▶ **WHAT YOU ARE ASKED TO DO**:
Could every line of the data be printed exactly as it reads?

▶ **TASK DATA**:
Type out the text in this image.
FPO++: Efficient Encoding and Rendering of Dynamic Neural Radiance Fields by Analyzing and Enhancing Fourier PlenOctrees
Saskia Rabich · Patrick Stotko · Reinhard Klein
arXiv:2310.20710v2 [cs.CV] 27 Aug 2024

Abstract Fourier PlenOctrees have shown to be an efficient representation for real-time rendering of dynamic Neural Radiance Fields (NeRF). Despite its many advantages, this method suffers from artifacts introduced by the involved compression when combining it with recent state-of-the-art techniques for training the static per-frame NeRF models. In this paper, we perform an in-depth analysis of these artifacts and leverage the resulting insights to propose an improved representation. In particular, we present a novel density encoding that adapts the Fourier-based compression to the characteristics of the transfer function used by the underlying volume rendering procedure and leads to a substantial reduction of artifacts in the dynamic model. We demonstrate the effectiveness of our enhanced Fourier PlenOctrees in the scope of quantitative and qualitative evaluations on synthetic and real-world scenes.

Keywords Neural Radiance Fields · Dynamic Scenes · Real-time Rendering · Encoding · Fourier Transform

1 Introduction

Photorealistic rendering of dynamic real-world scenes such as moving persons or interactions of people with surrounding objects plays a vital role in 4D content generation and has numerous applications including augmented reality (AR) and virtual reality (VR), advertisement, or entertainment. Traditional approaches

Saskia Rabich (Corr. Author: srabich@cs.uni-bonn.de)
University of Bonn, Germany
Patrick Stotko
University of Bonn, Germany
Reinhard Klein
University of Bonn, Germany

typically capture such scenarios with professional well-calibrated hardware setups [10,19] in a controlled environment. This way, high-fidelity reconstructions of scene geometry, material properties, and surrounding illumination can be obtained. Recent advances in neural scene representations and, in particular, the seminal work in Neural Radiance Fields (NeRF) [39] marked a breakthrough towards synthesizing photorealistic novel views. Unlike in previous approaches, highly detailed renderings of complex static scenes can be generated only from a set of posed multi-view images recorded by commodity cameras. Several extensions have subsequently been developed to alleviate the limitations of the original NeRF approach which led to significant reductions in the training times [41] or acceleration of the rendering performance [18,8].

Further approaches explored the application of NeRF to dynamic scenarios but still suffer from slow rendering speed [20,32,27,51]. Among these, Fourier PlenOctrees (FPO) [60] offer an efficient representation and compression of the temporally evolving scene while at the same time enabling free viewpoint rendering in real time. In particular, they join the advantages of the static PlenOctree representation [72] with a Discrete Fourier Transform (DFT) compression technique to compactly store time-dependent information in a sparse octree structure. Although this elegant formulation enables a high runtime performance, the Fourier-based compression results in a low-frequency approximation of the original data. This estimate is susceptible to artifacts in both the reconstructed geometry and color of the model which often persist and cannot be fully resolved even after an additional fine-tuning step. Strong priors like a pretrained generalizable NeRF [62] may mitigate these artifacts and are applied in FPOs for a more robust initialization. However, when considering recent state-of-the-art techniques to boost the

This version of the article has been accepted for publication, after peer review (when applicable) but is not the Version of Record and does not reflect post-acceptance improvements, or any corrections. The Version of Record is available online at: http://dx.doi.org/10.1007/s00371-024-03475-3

▶ **SOLUTION**:
Type out the text in this image.
FPO++: Efficient Encoding and Rendering of Dynamic Neural Radiance Fields by Analyzing and Enhancing Fourier PlenOctrees
Saskia Rabich · Patrick Stotko · Reinhard Klein
arXiv:2310.20710v2 [cs.CV] 27 Aug 2024

Abstract Fourier PlenOctrees have shown to be an efficient representation for real-time rendering of dynamic Neural Radiance Fields (NeRF). Despite its many advantages, this method suffers from artifacts introduced by the involved compression when combining it with recent state-of-the-art techniques for training the static per-frame NeRF models. In this paper, we perform an in-depth analysis of these artifacts and leverage the resulting insights to propose an improved representation. In particular, we present a novel density encoding that adapts the Fourier-based compression to the characteristics of the transfer function used by the underlying volume rendering procedure and leads to a substantial reduction of artifacts in the dynamic model. We demonstrate the effectiveness of our enhanced Fourier PlenOctrees in the scope of quantitative and qualitative evaluations on synthetic and real-world scenes.

Keywords Neural Radiance Fields · Dynamic Scenes · Real-time Rendering · Encoding · Fourier Transform

1 Introduction

Photorealistic rendering of dynamic real-world scenes such as moving persons or interactions of people with surrounding objects plays a vital role in 4D content generation and has numerous applications including augmented reality (AR) and virtual reality (VR), advertisement, or entertainment. Traditional approaches

Saskia Rabich (Corr. Author: srabich@cs.uni-bonn.de)
University of Bonn, Germany
Patrick Stotko
University of Bonn, Germany
Reinhard Klein
University of Bonn, Germany

typically capture such scenarios with professional well-calibrated hardware setups [10,19] in a controlled environment. This way, high-fidelity reconstructions of scene geometry, material properties, and surrounding illumination can be obtained. Recent advances in neural scene representations and, in particular, the seminal work in Neural Radiance Fields (NeRF) [39] marked a breakthrough towards synthesizing photorealistic novel views. Unlike in previous approaches, highly detailed renderings of complex static scenes can be generated only from a set of posed multi-view images recorded by commodity cameras. Several extensions have subsequently been developed to alleviate the limitations of the original NeRF approach which led to significant reductions in the training times [41] or acceleration of the rendering performance [18,8].

Further approaches explored the application of NeRF to dynamic scenarios but still suffer from slow rendering speed [20,32,27,51]. Among these, Fourier PlenOctrees (FPO) [60] offer an efficient representation and compression of the temporally evolving scene while at the same time enabling free viewpoint rendering in real time. In particular, they join the advantages of the static PlenOctree representation [72] with a Discrete Fourier Transform (DFT) compression technique to compactly store time-dependent information in a sparse octree structure. Although this elegant formulation enables a high runtime performance, the Fourier-based compression results in a low-frequency approximation of the original data. This estimate is susceptible to artifacts in both the reconstructed geometry and color of the model which often persist and cannot be fully resolved even after an additional fine-tuning step. Strong priors like a pretrained generalizable NeRF [62] may mitigate these artifacts and are applied in FPOs for a more robust initialization. However, when considering recent state-of-the-art techniques to boost the

This version of the article has been accepted for publication, after peer review (when applicable) but is not the Version of Record and does not reflect post-acceptance improvements, or any corrections. The Version of Record is available online at: http://dx.doi.org/10.1007/s00371-024-03475-3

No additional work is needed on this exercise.